[Extract to read start]
On 2021-07-30, at 14:43, Christian Amsüss <christian@amsuess.com> wrote:
> 
>> You mentioned the cddl tool generator — does the validator choke on this?
[…]
> 
>    CDDL validation failure

Yeah, I just looked at the code I wrote 2020-11-17.
The generator is fine, the validator focuses on the case where both lhs and rhs are single value (“extractable”) types; it probably should have a better message than “?” for when that is not the case.

>    [ full output at the end of the mail ]
> 
>> (I don’t want to think about .det here.)
> 
> For purposes of parser building (which is even stricter than validation,
> for validation probably doesn't need to find a *unique* assignment),
> there are reversible and irreversible controls; det is just
> irreversible, as is `bstr .cat bstr` without further constraints.

`bstr .cat bstr` is rather easy to match :-)

In this case, there simply is ambiguity where the bytes go (and the number of solutions is exactly the number of input bytes).
(It is not quite clear how to apply “preferred choice” here; greedy matching might be the equivalent.
Hope that uncertainty doesn’t stop us from going forward with .cat.)

Parsing (as opposed to matching) regexps have greedy and non-greedy occurrence indicators to disambiguate various use cases of this.
But the complexity of regexp code is exactly what I wouldn’t want in CDDL…

So I’d stick with the observation that you can write CDDL that tools will have trouble with.  I’d like to be able to cover at least

(bstr .size nn) .cat bstr
and
bstr .cat (bstr .size nn)

in a future version of the tool, but as soon as nn is a multi-value type (e.g., range), we’d need to invoke preferred choice again.

Grüße, Carsten
[Extract to read end]
### What is being asked
In the reply about CDDL validation, what case does the validator focus on?
[Data lines start]
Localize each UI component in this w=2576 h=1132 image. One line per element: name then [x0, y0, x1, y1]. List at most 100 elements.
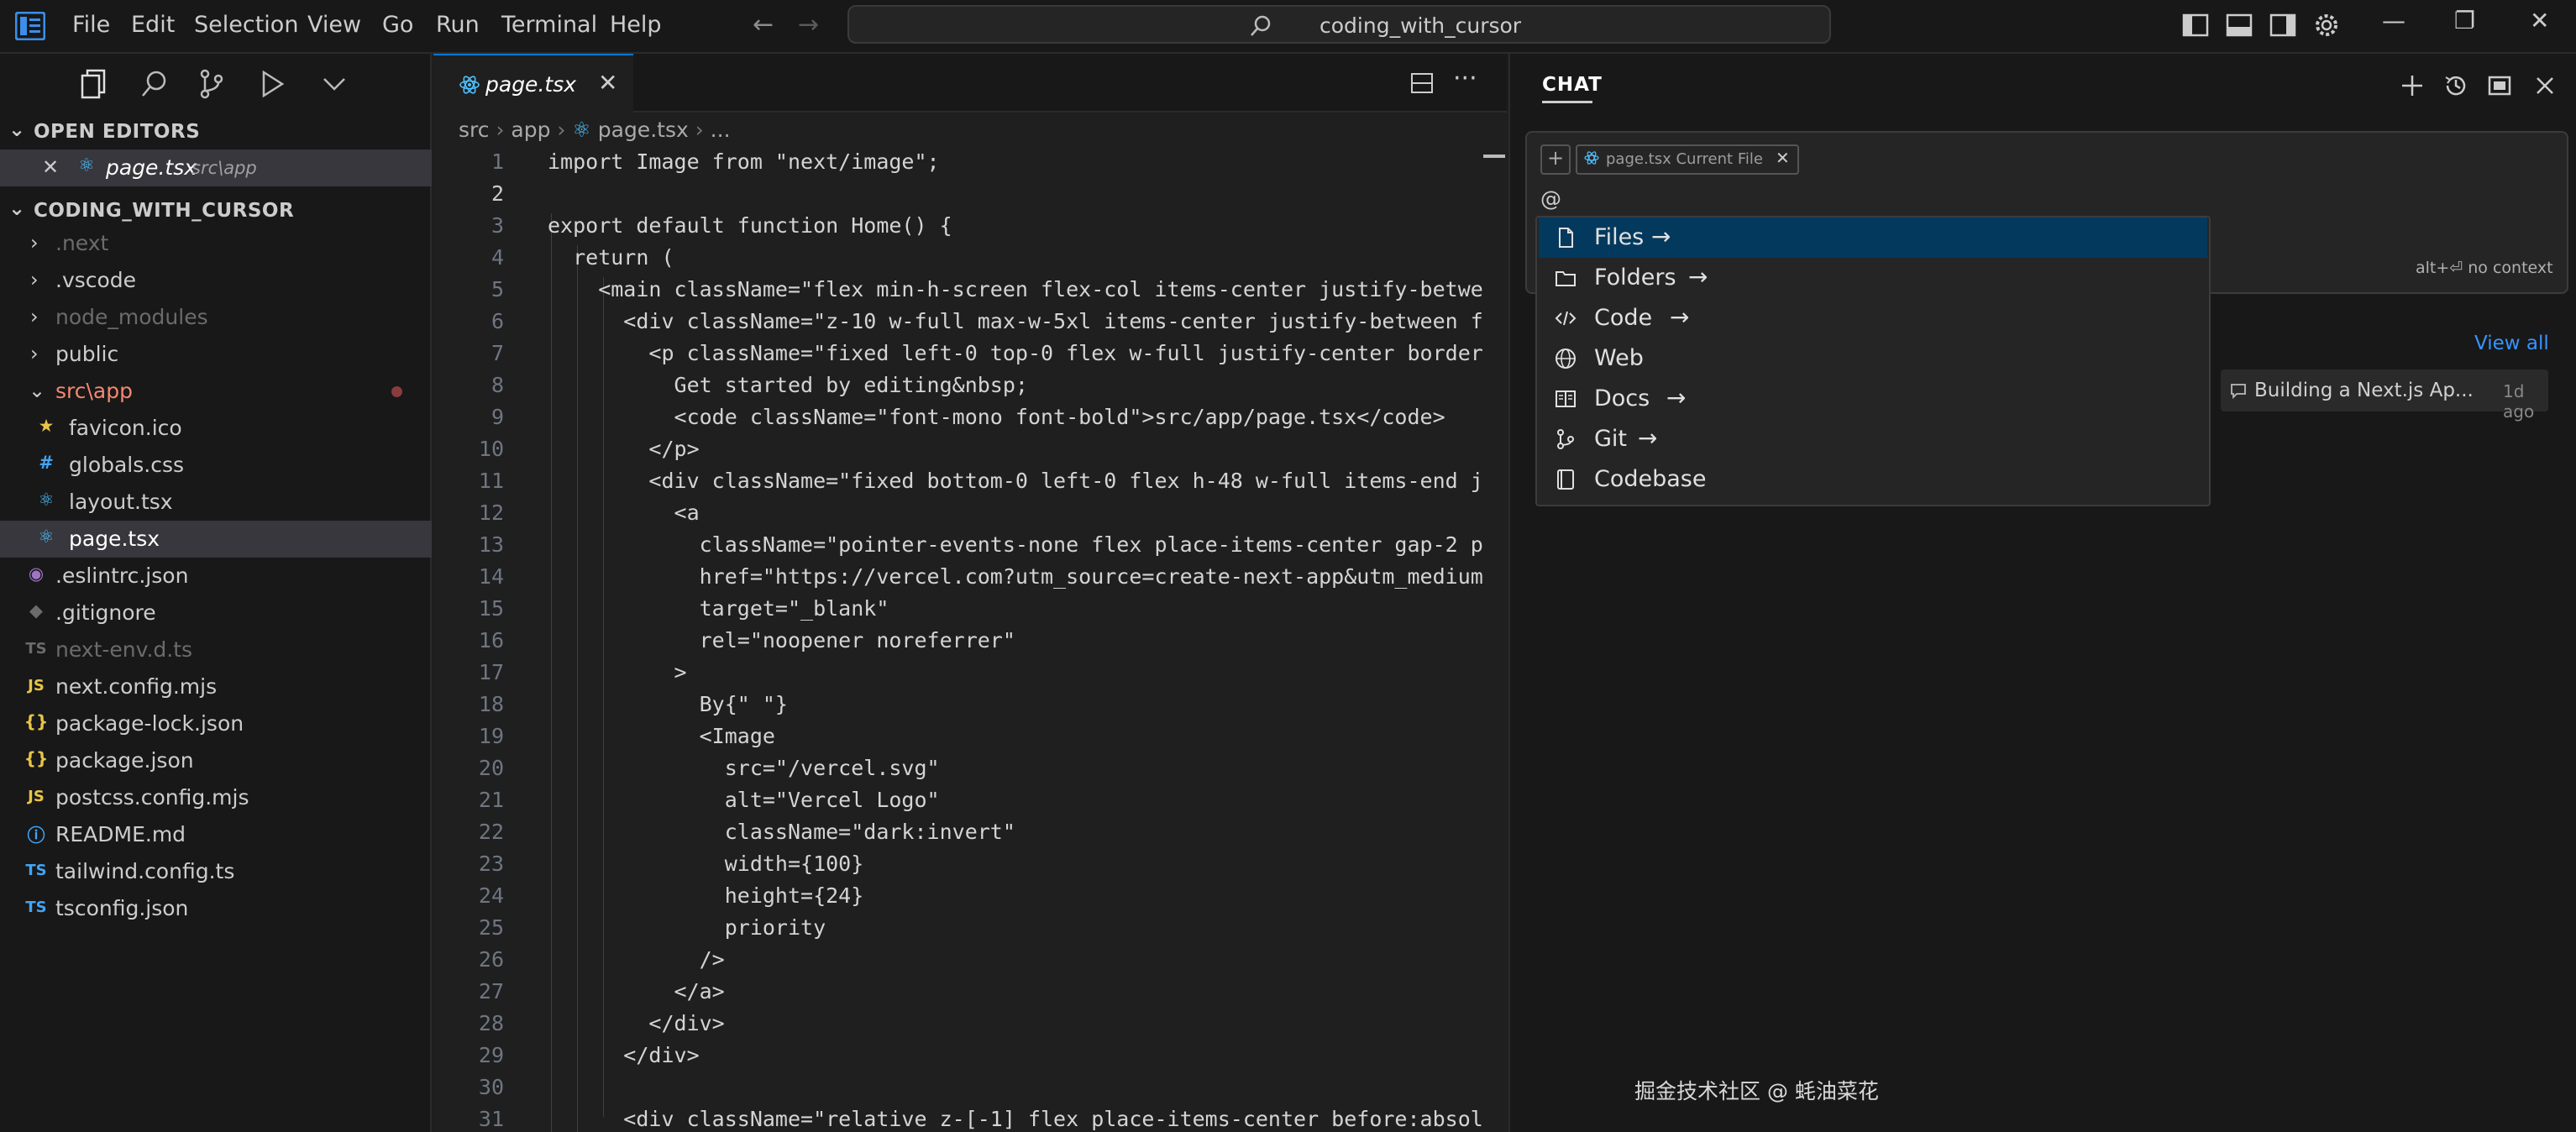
source-control-icon[interactable]: [193, 66, 230, 102]
mention-item-codebase[interactable]: Codebase: [1539, 459, 2207, 500]
tree-item-next[interactable]: › .next: [0, 225, 432, 262]
tree-item-package-lock[interactable]: {} package-lock.json: [0, 705, 432, 742]
close-tab-icon[interactable]: ✕: [598, 69, 617, 97]
minimize-icon[interactable]: —: [2382, 7, 2405, 34]
tree-item-readme[interactable]: ⓘ README.md: [0, 816, 432, 853]
chevron-down-icon: ⌄: [29, 379, 46, 402]
remove-context-icon[interactable]: ✕: [1776, 148, 1790, 168]
modified-dot: [391, 386, 402, 397]
mention-item-git[interactable]: Git →: [1539, 419, 2207, 459]
tree-item-globals-css[interactable]: # globals.css: [0, 447, 432, 484]
breadcrumb-app[interactable]: app: [511, 118, 550, 142]
add-context-button[interactable]: +: [1540, 144, 1571, 175]
menu-view[interactable]: View: [307, 12, 361, 38]
chat-panel: CHAT + page.tsx Current File ✕ @ alt+⏎ n…: [1508, 54, 2576, 1132]
mention-item-code[interactable]: Code →: [1539, 298, 2207, 338]
tree-item-next-env[interactable]: TS next-env.d.ts: [0, 632, 432, 668]
menu-help[interactable]: Help: [610, 12, 662, 38]
tree-item-node-modules[interactable]: › node_modules: [0, 299, 432, 336]
mention-item-folders[interactable]: Folders →: [1539, 258, 2207, 298]
project-header[interactable]: ⌄ CODING_WITH_CURSOR: [0, 195, 432, 228]
toggle-secondary-sidebar-icon[interactable]: [2266, 8, 2300, 42]
code-line: 28 </div>: [478, 1011, 725, 1035]
watermark: 掘金技术社区 @ 蚝油菜花: [1634, 1079, 1879, 1103]
tree-item-public[interactable]: › public: [0, 336, 432, 373]
maximize-panel-icon[interactable]: [2484, 71, 2515, 101]
code-line: 25 priority: [478, 915, 826, 940]
back-arrow-icon[interactable]: ←: [753, 10, 774, 39]
tree-item-tsconfig[interactable]: TS tsconfig.json: [0, 890, 432, 927]
code-line: 18 By{" "}: [478, 692, 788, 716]
js-file-icon: JS: [28, 677, 45, 694]
restore-icon[interactable]: ❐: [2454, 7, 2475, 34]
code-line: 30: [478, 1075, 504, 1099]
menu-terminal[interactable]: Terminal: [501, 12, 597, 38]
menu-go[interactable]: Go: [382, 12, 413, 38]
tree-item-favicon[interactable]: ★ favicon.ico: [0, 410, 432, 447]
chevron-right-icon: ›: [30, 268, 39, 291]
tree-item-vscode[interactable]: › .vscode: [0, 262, 432, 299]
code-line: 21 alt="Vercel Logo": [478, 788, 940, 812]
explorer-icon[interactable]: [76, 66, 113, 102]
mention-item-docs[interactable]: Docs →: [1539, 379, 2207, 419]
code-icon: [1555, 311, 1577, 326]
editor-tab-bar: page.tsx ✕ ···: [433, 54, 1507, 114]
tab-page-tsx[interactable]: page.tsx ✕: [433, 54, 633, 114]
close-editor-icon[interactable]: ✕: [42, 155, 59, 179]
mention-item-web[interactable]: Web: [1539, 338, 2207, 379]
chat-title[interactable]: CHAT: [1542, 74, 1603, 96]
arrow-right-icon: →: [1651, 223, 1671, 250]
toggle-panel-icon[interactable]: [2222, 8, 2256, 42]
open-editors-header[interactable]: ⌄ OPEN EDITORS: [0, 116, 432, 149]
settings-gear-icon[interactable]: [2310, 8, 2343, 42]
more-actions-icon[interactable]: ···: [1453, 64, 1477, 93]
arrow-right-icon: →: [1670, 303, 1690, 331]
chevron-down-icon: ⌄: [8, 118, 26, 141]
open-editor-item[interactable]: ✕ ⚛ page.tsx src\app: [0, 149, 432, 186]
new-chat-plus-icon[interactable]: [2397, 71, 2427, 101]
menu-edit[interactable]: Edit: [131, 12, 175, 38]
mention-dropdown: Files → Folders → Code → Web Docs → Git …: [1535, 216, 2211, 506]
code-line: 6 <div className="z-10 w-full max-w-5xl …: [491, 309, 1483, 333]
command-center[interactable]: coding_with_cursor: [847, 5, 1831, 44]
close-panel-icon[interactable]: [2530, 71, 2560, 101]
toggle-primary-sidebar-icon[interactable]: [2179, 8, 2212, 42]
close-window-icon[interactable]: ✕: [2530, 7, 2549, 34]
menu-run[interactable]: Run: [436, 12, 480, 38]
more-views-chevron-icon[interactable]: [316, 66, 353, 102]
breadcrumb-file[interactable]: page.tsx: [598, 118, 689, 142]
tree-item-layout-tsx[interactable]: ⚛ layout.tsx: [0, 484, 432, 521]
app-logo-icon: [15, 12, 45, 40]
tree-item-gitignore[interactable]: ◆ .gitignore: [0, 595, 432, 632]
no-context-hint: alt+⏎ no context: [2416, 259, 2553, 277]
mention-item-files[interactable]: Files →: [1539, 217, 2207, 258]
tree-item-next-config[interactable]: JS next.config.mjs: [0, 668, 432, 705]
history-item[interactable]: Building a Next.js Ap... 1d ago: [2221, 369, 2548, 422]
run-debug-icon[interactable]: [254, 66, 291, 102]
history-icon[interactable]: [2441, 71, 2471, 101]
tree-item-package-json[interactable]: {} package.json: [0, 742, 432, 779]
chat-input-text[interactable]: @: [1540, 186, 1561, 211]
split-editor-icon[interactable]: [1409, 71, 1435, 96]
context-chip-current-file[interactable]: page.tsx Current File ✕: [1576, 144, 1799, 175]
menu-selection[interactable]: Selection: [194, 12, 298, 38]
menu-file[interactable]: File: [72, 12, 110, 38]
view-all-link[interactable]: View all: [2474, 333, 2549, 354]
code-area[interactable]: 1 import Image from "next/image"; 2 3 expo…: [433, 149, 1507, 1132]
code-line: 23 width={100}: [478, 852, 864, 876]
code-line: 10 </p>: [478, 437, 700, 461]
tree-item-postcss-config[interactable]: JS postcss.config.mjs: [0, 779, 432, 816]
tree-item-src-app[interactable]: ⌄ src\app: [0, 373, 432, 410]
search-view-icon[interactable]: [136, 66, 173, 102]
breadcrumb-symbol[interactable]: ...: [711, 118, 731, 142]
forward-arrow-icon[interactable]: →: [798, 10, 819, 39]
tree-item-eslintrc[interactable]: ◉ .eslintrc.json: [0, 558, 432, 595]
code-line: 31 <div className="relative z-[-1] flex …: [478, 1107, 1483, 1131]
star-file-icon: ★: [38, 416, 55, 436]
file-icon: [1559, 228, 1573, 248]
git-file-icon: ◆: [29, 600, 44, 621]
json-file-icon: {}: [24, 711, 49, 731]
tree-item-tailwind-config[interactable]: TS tailwind.config.ts: [0, 853, 432, 890]
tree-item-page-tsx[interactable]: ⚛ page.tsx: [0, 521, 432, 558]
breadcrumb-src[interactable]: src: [459, 118, 490, 142]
[Data lines end]
### Answer to this exercise
The case where both lhs and rhs are single value ("extractable") types.